GIVEN EXERCISE. Every entry must be echoed exactly.

## START GIVEN DATA

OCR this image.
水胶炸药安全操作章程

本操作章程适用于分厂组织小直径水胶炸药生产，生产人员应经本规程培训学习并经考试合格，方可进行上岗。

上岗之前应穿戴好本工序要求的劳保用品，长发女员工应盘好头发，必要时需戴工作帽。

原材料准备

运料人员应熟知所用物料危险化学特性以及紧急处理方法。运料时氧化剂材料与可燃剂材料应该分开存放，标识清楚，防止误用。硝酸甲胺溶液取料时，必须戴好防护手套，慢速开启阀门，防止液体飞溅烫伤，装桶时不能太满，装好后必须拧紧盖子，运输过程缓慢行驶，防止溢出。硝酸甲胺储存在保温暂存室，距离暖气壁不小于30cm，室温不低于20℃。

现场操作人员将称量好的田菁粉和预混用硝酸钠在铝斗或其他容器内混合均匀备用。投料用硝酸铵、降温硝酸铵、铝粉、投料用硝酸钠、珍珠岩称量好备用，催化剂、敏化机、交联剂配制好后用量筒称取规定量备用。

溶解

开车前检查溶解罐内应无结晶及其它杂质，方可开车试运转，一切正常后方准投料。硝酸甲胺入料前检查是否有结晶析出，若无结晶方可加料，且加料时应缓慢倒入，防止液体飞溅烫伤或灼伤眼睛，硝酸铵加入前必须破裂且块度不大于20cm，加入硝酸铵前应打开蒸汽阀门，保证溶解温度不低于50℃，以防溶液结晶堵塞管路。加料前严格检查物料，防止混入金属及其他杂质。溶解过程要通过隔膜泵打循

## END GIVEN DATA

EXERCISE RESULT.
OCR this image.
水胶炸药安全操作章程

本操作章程适用于分厂组织小直径水胶炸药生产，生产人员应经本规程培训学习并经考试合格，方可进行上岗。

上岗之前应穿戴好本工序要求的劳保用品，长发女员工应盘好头发，必要时需戴工作帽。

原材料准备

运料人员应熟知所用物料危险化学特性以及紧急处理方法。运料时氧化剂材料与可燃剂材料应该分开存放，标识清楚，防止误用。硝酸甲胺溶液取料时，必须戴好防护手套，慢速开启阀门，防止液体飞溅烫伤，装桶时不能太满，装好后必须拧紧盖子，运输过程缓慢行驶，防止溢出。硝酸甲胺储存在保温暂存室，距离暖气壁不小于30cm，室温不低于20℃。

现场操作人员将称量好的田菁粉和预混用硝酸钠在铝斗或其他容器内混合均匀备用。投料用硝酸铵、降温硝酸铵、铝粉、投料用硝酸钠、珍珠岩称量好备用，催化剂、敏化机、交联剂配制好后用量筒称取规定量备用。

溶解

开车前检查溶解罐内应无结晶及其它杂质，方可开车试运转，一切正常后方准投料。硝酸甲胺入料前检查是否有结晶析出，若无结晶方可加料，且加料时应缓慢倒入，防止液体飞溅烫伤或灼伤眼睛，硝酸铵加入前必须破裂且块度不大于20cm，加入硝酸铵前应打开蒸汽阀门，保证溶解温度不低于50℃，以防溶液结晶堵塞管路。加料前严格检查物料，防止混入金属及其他杂质。溶解过程要通过隔膜泵打循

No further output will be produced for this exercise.